* Start *

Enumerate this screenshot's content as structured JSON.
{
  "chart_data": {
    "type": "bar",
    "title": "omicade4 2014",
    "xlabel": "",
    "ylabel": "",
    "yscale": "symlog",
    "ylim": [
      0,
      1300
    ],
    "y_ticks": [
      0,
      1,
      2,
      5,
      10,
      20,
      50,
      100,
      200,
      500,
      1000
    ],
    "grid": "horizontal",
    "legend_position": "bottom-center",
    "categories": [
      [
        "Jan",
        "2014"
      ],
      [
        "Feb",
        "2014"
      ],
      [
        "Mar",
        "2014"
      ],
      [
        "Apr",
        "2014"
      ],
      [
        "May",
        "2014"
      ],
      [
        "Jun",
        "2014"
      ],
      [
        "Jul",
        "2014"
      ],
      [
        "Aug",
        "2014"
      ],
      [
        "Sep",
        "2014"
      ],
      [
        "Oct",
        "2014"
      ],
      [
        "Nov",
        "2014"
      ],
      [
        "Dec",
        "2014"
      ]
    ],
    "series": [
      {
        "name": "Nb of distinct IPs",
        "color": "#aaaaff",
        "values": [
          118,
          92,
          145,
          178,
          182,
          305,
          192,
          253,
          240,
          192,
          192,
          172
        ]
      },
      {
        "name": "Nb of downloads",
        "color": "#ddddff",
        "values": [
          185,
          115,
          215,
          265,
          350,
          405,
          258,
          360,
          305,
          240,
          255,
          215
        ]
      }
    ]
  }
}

* End *
* Start *

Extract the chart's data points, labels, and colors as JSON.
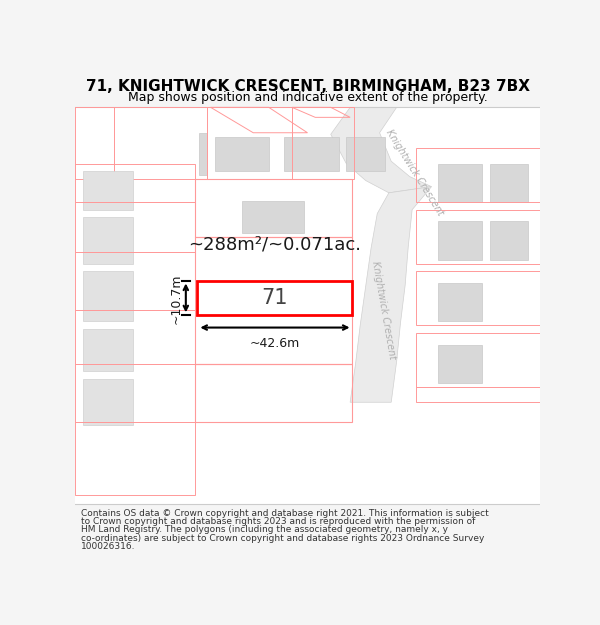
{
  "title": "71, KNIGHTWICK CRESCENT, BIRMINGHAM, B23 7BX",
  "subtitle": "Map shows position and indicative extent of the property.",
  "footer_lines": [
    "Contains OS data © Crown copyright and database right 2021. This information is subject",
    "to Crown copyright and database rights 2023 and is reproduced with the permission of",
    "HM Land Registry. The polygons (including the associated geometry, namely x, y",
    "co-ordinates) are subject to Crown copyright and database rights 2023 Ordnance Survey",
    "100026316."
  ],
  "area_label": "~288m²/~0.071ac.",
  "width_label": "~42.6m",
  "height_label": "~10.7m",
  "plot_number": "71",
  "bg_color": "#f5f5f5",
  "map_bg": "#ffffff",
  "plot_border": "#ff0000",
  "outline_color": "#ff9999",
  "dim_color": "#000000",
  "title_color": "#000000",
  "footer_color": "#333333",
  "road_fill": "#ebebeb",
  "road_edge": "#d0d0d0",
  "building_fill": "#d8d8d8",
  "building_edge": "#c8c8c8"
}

* End *

### Problem details:
Locate all lines in the listing above with the word "subject". Copy them.

### Answer:
    "Contains OS data © Crown copyright and database right 2021. This information is subject",
    "co-ordinates) are subject to Crown copyright and database rights 2023 Ordnance Survey",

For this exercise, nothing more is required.